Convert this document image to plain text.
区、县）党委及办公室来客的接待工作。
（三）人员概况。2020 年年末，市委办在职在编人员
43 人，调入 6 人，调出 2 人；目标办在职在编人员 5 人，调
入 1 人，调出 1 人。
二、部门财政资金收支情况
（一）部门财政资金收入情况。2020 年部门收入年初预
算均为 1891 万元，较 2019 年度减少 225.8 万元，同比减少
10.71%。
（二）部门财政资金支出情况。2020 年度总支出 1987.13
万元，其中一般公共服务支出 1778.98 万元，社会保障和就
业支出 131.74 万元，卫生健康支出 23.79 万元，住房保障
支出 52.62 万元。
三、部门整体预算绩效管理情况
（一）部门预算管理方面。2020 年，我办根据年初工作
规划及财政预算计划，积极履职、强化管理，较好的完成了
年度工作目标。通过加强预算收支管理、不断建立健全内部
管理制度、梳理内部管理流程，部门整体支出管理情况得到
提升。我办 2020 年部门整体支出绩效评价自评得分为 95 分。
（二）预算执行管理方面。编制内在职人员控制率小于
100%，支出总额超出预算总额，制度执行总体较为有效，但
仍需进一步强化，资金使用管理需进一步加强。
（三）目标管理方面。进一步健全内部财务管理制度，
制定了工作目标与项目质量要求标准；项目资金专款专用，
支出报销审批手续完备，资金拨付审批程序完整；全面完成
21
::::
▶ _GIVEN EXERCISE_: Quote all of the entries exactly as they appear.

▶ _CORRECT OUTPUT_:
Convert this document image to plain text.
区、县）党委及办公室来客的接待工作。
（三）人员概况。2020 年年末，市委办在职在编人员
43 人，调入 6 人，调出 2 人；目标办在职在编人员 5 人，调
入 1 人，调出 1 人。
二、部门财政资金收支情况
（一）部门财政资金收入情况。2020 年部门收入年初预
算均为 1891 万元，较 2019 年度减少 225.8 万元，同比减少
10.71%。
（二）部门财政资金支出情况。2020 年度总支出 1987.13
万元，其中一般公共服务支出 1778.98 万元，社会保障和就
业支出 131.74 万元，卫生健康支出 23.79 万元，住房保障
支出 52.62 万元。
三、部门整体预算绩效管理情况
（一）部门预算管理方面。2020 年，我办根据年初工作
规划及财政预算计划，积极履职、强化管理，较好的完成了
年度工作目标。通过加强预算收支管理、不断建立健全内部
管理制度、梳理内部管理流程，部门整体支出管理情况得到
提升。我办 2020 年部门整体支出绩效评价自评得分为 95 分。
（二）预算执行管理方面。编制内在职人员控制率小于
100%，支出总额超出预算总额，制度执行总体较为有效，但
仍需进一步强化，资金使用管理需进一步加强。
（三）目标管理方面。进一步健全内部财务管理制度，
制定了工作目标与项目质量要求标准；项目资金专款专用，
支出报销审批手续完备，资金拨付审批程序完整；全面完成
21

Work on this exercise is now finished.